>> Begin
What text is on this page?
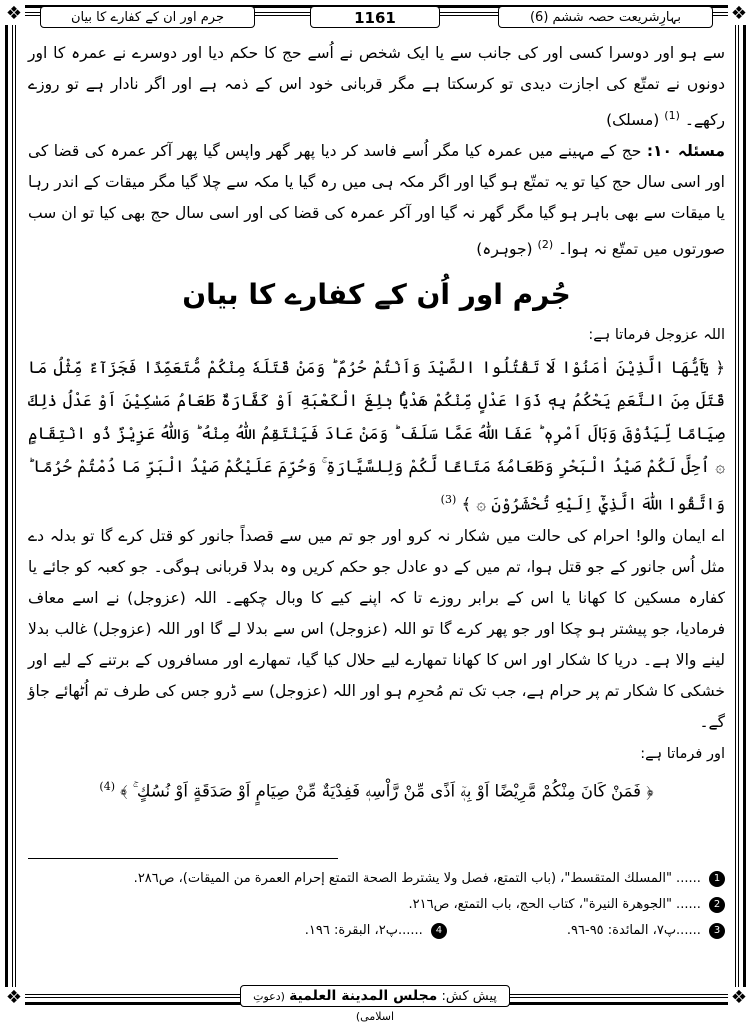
❖	❖
❖	❖
بہارِشریعت حصہ ششم (6)
1161
جرم اور ان کے کفارے کا بیان

سے ہو اور دوسرا کسی اور کی جانب سے یا ایک شخص نے اُسے حج کا حکم دیا اور دوسرے نے عمرہ کا اور دونوں نے تمتّع کی اجازت دیدی تو کرسکتا ہے مگر قربانی خود اس کے ذمہ ہے اور اگر نادار ہے تو روزے رکھے۔ $^{(1)}$ (مسلک)

مسئلہ ۱۰: حج کے مہینے میں عمرہ کیا مگر اُسے فاسد کر دیا پھر گھر واپس گیا پھر آکر عمرہ کی قضا کی اور اسی سال حج کیا تو یہ تمتّع ہو گیا اور اگر مکہ ہی میں رہ گیا یا مکہ سے چلا گیا مگر میقات کے اندر رہا یا میقات سے بھی باہر ہو گیا مگر گھر نہ گیا اور آکر عمرہ کی قضا کی اور اسی سال حج بھی کیا تو ان سب صورتوں میں تمتّع نہ ہوا۔ $^{(2)}$ (جوہرہ)

جُرم اور اُن کے کفارے کا بیان

اللہ عزوجل فرماتا ہے:

﴿ يٰٓاَيُّهَا الَّذِيْنَ اٰمَنُوْا لَا تَقْتُلُوا الصَّيْدَ وَاَنْتُمْ حُرُمٌ ؕ وَمَنْ قَتَلَهٗ مِنْكُمْ مُّتَعَمِّدًا فَجَزَآءٌ مِّثْلُ مَا قَتَلَ مِنَ النَّعَمِ يَحْكُمُ بِهٖ ذَوَا عَدْلٍ مِّنْكُمْ هَدْيًۢا بٰلِغَ الْكَعْبَةِ اَوْ كَفَّارَةٌ طَعَامُ مَسٰكِيْنَ اَوْ عَدْلُ ذٰلِكَ صِيَامًا لِّيَذُوْقَ وَبَالَ اَمْرِهٖ ؕ عَفَا اللّٰهُ عَمَّا سَلَفَ ؕ وَمَنْ عَادَ فَيَنْتَقِمُ اللّٰهُ مِنْهُ ؕ وَاللّٰهُ عَزِيْزٌ ذُو انْتِقَامٍ ۞ اُحِلَّ لَكُمْ صَيْدُ الْبَحْرِ وَطَعَامُهٗ مَتَاعًا لَّكُمْ وَلِلسَّيَّارَةِ ۚ وَحُرِّمَ عَلَيْكُمْ صَيْدُ الْبَرِّ مَا دُمْتُمْ حُرُمًا ؕ وَاتَّقُوا اللّٰهَ الَّذِيْٓ اِلَيْهِ تُحْشَرُوْنَ ۞ ﴾ $^{(3)}$

اے ایمان والو! احرام کی حالت میں شکار نہ کرو اور جو تم میں سے قصداً جانور کو قتل کرے گا تو بدلہ دے مثل اُس جانور کے جو قتل ہوا، تم میں کے دو عادل جو حکم کریں وہ بدلا قربانی ہوگی۔ جو کعبہ کو جائے یا کفارہ مسکین کا کھانا یا اس کے برابر روزے تا کہ اپنے کیے کا وبال چکھے۔ اللہ (عزوجل) نے اسے معاف فرمادیا، جو پیشتر ہو چکا اور جو پھر کرے گا تو اللہ (عزوجل) اس سے بدلا لے گا اور اللہ (عزوجل) غالب بدلا لینے والا ہے۔ دریا کا شکار اور اس کا کھانا تمھارے لیے حلال کیا گیا، تمھارے اور مسافروں کے برتنے کے لیے اور خشکی کا شکار تم پر حرام ہے، جب تک تم مُحرِم ہو اور اللہ (عزوجل) سے ڈرو جس کی طرف تم اُٹھائے جاؤ گے۔

اور فرماتا ہے:

﴿ فَمَنْ كَانَ مِنْكُمْ مَّرِيْضًا اَوْ بِهٖٓ اَذًى مِّنْ رَّاْسِهٖ فَفِدْيَةٌ مِّنْ صِيَامٍ اَوْ صَدَقَةٍ اَوْ نُسُكٍ ۚ ﴾ $^{(4)}$

1 ...... "المسلك المتقسط"، (باب التمتع، فصل ولا يشترط الصحة التمتع إحرام العمرة من الميقات)، ص٢٨٦.
2 ...... "الجوهرة النيرة"، كتاب الحج، باب التمتع، ص٢١٦.
3 ......پ٧، المائدة: ٩٥-٩٦.
4 ......پ٢، البقرة: ١٩٦.
پیش کش: مجلس المدينة العلمية (دعوتِ اسلامی)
>> End
• _Goal of the exercise_
Retype all of the entries exactly as written, leaving out any images.

• _Response_
What text is on this page?
❖	❖
❖	❖
بہارِشریعت حصہ ششم (6)
1161
جرم اور ان کے کفارے کا بیان

سے ہو اور دوسرا کسی اور کی جانب سے یا ایک شخص نے اُسے حج کا حکم دیا اور دوسرے نے عمرہ کا اور دونوں نے تمتّع کی اجازت دیدی تو کرسکتا ہے مگر قربانی خود اس کے ذمہ ہے اور اگر نادار ہے تو روزے رکھے۔ $^{(1)}$ (مسلک)

مسئلہ ۱۰: حج کے مہینے میں عمرہ کیا مگر اُسے فاسد کر دیا پھر گھر واپس گیا پھر آکر عمرہ کی قضا کی اور اسی سال حج کیا تو یہ تمتّع ہو گیا اور اگر مکہ ہی میں رہ گیا یا مکہ سے چلا گیا مگر میقات کے اندر رہا یا میقات سے بھی باہر ہو گیا مگر گھر نہ گیا اور آکر عمرہ کی قضا کی اور اسی سال حج بھی کیا تو ان سب صورتوں میں تمتّع نہ ہوا۔ $^{(2)}$ (جوہرہ)

جُرم اور اُن کے کفارے کا بیان

اللہ عزوجل فرماتا ہے:

﴿ يٰٓاَيُّهَا الَّذِيْنَ اٰمَنُوْا لَا تَقْتُلُوا الصَّيْدَ وَاَنْتُمْ حُرُمٌ ؕ وَمَنْ قَتَلَهٗ مِنْكُمْ مُّتَعَمِّدًا فَجَزَآءٌ مِّثْلُ مَا قَتَلَ مِنَ النَّعَمِ يَحْكُمُ بِهٖ ذَوَا عَدْلٍ مِّنْكُمْ هَدْيًۢا بٰلِغَ الْكَعْبَةِ اَوْ كَفَّارَةٌ طَعَامُ مَسٰكِيْنَ اَوْ عَدْلُ ذٰلِكَ صِيَامًا لِّيَذُوْقَ وَبَالَ اَمْرِهٖ ؕ عَفَا اللّٰهُ عَمَّا سَلَفَ ؕ وَمَنْ عَادَ فَيَنْتَقِمُ اللّٰهُ مِنْهُ ؕ وَاللّٰهُ عَزِيْزٌ ذُو انْتِقَامٍ ۞ اُحِلَّ لَكُمْ صَيْدُ الْبَحْرِ وَطَعَامُهٗ مَتَاعًا لَّكُمْ وَلِلسَّيَّارَةِ ۚ وَحُرِّمَ عَلَيْكُمْ صَيْدُ الْبَرِّ مَا دُمْتُمْ حُرُمًا ؕ وَاتَّقُوا اللّٰهَ الَّذِيْٓ اِلَيْهِ تُحْشَرُوْنَ ۞ ﴾ $^{(3)}$

اے ایمان والو! احرام کی حالت میں شکار نہ کرو اور جو تم میں سے قصداً جانور کو قتل کرے گا تو بدلہ دے مثل اُس جانور کے جو قتل ہوا، تم میں کے دو عادل جو حکم کریں وہ بدلا قربانی ہوگی۔ جو کعبہ کو جائے یا کفارہ مسکین کا کھانا یا اس کے برابر روزے تا کہ اپنے کیے کا وبال چکھے۔ اللہ (عزوجل) نے اسے معاف فرمادیا، جو پیشتر ہو چکا اور جو پھر کرے گا تو اللہ (عزوجل) اس سے بدلا لے گا اور اللہ (عزوجل) غالب بدلا لینے والا ہے۔ دریا کا شکار اور اس کا کھانا تمھارے لیے حلال کیا گیا، تمھارے اور مسافروں کے برتنے کے لیے اور خشکی کا شکار تم پر حرام ہے، جب تک تم مُحرِم ہو اور اللہ (عزوجل) سے ڈرو جس کی طرف تم اُٹھائے جاؤ گے۔

اور فرماتا ہے:

﴿ فَمَنْ كَانَ مِنْكُمْ مَّرِيْضًا اَوْ بِهٖٓ اَذًى مِّنْ رَّاْسِهٖ فَفِدْيَةٌ مِّنْ صِيَامٍ اَوْ صَدَقَةٍ اَوْ نُسُكٍ ۚ ﴾ $^{(4)}$

1 ...... "المسلك المتقسط"، (باب التمتع، فصل ولا يشترط الصحة التمتع إحرام العمرة من الميقات)، ص٢٨٦.
2 ...... "الجوهرة النيرة"، كتاب الحج، باب التمتع، ص٢١٦.
3 ......پ٧، المائدة: ٩٥-٩٦.
4 ......پ٢، البقرة: ١٩٦.
پیش کش: مجلس المدينة العلمية (دعوتِ اسلامی)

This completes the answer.